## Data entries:
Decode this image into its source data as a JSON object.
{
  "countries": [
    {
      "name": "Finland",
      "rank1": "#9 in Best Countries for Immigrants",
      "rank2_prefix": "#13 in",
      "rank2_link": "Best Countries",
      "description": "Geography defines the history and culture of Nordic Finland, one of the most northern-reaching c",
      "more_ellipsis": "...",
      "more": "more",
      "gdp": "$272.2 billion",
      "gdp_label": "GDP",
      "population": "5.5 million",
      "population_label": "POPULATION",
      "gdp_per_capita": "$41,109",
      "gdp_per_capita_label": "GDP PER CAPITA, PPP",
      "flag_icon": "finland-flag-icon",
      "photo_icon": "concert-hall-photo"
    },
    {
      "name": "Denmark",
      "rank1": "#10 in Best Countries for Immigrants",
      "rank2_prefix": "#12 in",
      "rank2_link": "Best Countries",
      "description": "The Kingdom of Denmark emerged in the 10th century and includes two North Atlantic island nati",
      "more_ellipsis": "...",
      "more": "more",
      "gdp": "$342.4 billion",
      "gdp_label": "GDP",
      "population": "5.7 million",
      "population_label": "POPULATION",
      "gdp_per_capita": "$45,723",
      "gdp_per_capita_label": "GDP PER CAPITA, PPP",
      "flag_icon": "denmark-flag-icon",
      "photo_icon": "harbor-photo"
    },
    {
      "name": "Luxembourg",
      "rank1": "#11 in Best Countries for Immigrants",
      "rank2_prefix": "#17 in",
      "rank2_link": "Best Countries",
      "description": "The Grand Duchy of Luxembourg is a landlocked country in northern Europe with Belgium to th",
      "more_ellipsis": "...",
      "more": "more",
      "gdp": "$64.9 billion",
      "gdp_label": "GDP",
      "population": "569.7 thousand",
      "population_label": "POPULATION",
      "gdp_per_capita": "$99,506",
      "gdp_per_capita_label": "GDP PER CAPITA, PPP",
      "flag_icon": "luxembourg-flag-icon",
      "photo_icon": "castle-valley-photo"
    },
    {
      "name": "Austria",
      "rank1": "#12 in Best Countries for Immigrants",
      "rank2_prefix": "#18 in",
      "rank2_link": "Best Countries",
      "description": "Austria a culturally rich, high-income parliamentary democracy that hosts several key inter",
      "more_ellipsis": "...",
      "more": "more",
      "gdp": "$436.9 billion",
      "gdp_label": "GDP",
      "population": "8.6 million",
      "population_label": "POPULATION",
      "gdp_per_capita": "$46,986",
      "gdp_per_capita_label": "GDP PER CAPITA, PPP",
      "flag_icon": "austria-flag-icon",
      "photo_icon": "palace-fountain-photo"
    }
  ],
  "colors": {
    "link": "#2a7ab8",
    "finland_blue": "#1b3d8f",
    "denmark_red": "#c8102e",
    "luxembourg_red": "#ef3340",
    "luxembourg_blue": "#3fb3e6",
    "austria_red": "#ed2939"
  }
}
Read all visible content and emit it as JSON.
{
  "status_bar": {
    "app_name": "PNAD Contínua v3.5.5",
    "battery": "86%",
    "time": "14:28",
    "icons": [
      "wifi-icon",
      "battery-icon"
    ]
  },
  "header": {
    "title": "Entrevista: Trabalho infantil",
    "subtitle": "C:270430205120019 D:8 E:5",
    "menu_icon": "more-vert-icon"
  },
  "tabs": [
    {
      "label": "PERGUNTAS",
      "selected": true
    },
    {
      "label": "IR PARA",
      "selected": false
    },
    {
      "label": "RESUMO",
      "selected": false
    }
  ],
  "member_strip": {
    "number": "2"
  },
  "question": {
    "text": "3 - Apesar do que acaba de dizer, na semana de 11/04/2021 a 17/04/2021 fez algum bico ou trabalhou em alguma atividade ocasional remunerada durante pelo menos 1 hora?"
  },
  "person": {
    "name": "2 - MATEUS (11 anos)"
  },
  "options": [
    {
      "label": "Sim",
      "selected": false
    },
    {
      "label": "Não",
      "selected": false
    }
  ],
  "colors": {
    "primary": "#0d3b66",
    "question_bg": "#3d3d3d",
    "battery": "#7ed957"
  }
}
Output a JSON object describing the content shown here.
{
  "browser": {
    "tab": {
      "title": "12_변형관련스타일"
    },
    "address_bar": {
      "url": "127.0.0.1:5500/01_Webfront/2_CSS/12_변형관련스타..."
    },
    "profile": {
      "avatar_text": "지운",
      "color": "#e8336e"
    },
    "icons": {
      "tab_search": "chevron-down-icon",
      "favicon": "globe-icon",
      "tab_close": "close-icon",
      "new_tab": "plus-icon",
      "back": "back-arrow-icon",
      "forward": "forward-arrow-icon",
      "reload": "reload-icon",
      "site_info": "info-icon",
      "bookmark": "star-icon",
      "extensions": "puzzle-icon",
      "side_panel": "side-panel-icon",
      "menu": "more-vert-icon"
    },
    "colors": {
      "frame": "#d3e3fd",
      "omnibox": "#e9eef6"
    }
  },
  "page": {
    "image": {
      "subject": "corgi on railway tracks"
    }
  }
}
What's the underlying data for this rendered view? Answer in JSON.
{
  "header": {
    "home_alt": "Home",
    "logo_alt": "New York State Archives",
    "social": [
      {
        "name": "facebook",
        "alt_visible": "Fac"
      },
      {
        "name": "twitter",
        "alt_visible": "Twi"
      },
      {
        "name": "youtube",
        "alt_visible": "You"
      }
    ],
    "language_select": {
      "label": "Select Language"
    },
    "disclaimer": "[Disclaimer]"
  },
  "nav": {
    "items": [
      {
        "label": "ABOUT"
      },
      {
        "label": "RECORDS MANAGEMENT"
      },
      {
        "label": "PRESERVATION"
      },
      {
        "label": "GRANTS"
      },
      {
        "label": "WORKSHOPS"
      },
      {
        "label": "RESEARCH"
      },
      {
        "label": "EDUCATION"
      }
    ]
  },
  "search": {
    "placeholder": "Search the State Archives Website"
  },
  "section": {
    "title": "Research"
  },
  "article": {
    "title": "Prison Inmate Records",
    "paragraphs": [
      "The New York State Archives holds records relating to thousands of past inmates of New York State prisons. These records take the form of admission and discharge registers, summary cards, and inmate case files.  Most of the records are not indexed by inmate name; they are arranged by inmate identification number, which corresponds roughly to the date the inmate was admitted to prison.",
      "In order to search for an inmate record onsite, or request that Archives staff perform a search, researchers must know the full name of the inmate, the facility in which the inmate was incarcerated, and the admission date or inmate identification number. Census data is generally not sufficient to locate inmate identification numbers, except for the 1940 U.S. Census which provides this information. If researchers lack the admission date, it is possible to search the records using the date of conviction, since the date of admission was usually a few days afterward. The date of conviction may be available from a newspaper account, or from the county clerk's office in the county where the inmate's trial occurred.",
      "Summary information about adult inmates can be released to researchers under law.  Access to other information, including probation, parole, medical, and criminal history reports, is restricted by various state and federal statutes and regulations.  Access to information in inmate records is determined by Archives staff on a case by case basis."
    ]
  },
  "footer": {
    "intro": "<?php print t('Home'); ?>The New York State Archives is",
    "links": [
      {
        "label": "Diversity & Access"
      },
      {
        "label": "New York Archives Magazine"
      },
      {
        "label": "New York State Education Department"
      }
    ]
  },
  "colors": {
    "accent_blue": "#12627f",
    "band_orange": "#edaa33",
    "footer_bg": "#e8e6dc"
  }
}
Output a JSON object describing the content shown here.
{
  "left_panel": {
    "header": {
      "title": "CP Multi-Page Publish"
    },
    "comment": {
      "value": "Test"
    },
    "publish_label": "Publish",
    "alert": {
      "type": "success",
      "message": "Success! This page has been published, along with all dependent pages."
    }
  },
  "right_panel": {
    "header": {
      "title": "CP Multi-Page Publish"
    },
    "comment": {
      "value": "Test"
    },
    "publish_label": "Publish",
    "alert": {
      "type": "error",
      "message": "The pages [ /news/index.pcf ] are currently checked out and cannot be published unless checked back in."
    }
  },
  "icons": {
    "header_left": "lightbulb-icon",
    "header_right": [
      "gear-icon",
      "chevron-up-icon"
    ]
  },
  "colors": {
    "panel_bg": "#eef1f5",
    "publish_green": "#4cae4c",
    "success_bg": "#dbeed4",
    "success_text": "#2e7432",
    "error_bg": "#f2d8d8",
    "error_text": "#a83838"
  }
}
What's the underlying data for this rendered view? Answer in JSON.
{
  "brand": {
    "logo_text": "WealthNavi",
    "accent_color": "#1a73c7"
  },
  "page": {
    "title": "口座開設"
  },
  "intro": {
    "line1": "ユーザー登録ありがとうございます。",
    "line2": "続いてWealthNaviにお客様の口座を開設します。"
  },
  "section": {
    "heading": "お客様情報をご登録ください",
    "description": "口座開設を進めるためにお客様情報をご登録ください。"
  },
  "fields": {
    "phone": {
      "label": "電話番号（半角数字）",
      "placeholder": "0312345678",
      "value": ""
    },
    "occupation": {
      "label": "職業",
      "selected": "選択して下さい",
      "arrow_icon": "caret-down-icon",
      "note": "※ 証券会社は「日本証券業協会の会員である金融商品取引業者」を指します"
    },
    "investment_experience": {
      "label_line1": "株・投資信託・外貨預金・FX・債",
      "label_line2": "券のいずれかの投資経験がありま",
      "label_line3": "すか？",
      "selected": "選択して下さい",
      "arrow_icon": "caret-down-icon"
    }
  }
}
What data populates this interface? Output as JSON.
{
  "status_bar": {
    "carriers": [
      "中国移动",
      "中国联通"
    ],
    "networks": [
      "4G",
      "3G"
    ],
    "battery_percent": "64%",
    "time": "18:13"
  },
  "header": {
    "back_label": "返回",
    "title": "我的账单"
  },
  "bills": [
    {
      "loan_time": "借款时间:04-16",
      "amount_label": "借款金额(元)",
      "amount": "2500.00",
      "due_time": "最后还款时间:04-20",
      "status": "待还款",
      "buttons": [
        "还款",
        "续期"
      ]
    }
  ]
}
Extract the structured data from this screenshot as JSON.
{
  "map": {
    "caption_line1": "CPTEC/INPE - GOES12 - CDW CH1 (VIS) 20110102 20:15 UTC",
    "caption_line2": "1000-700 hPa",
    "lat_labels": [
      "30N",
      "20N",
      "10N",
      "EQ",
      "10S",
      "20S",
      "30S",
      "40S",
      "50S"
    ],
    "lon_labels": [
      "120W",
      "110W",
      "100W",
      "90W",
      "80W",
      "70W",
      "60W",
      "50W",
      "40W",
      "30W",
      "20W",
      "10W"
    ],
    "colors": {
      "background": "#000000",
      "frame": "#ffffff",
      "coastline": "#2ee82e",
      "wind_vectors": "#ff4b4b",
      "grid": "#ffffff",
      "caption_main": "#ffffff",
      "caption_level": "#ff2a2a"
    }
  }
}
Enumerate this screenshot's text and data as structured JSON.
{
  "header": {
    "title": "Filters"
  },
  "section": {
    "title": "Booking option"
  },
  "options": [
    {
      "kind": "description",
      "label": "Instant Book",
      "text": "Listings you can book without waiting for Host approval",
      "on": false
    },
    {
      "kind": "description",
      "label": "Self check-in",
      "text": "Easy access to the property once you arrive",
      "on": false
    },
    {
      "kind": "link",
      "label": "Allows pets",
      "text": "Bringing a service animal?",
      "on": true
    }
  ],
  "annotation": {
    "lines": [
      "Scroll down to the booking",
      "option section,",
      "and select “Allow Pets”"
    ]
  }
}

## TASK TO COMPLETE:
List all lines holding the string "screenshot".

## EXERCISE RESULT:
Extract the structured data from this screenshot as JSON.
Enumerate this screenshot's text and data as structured JSON.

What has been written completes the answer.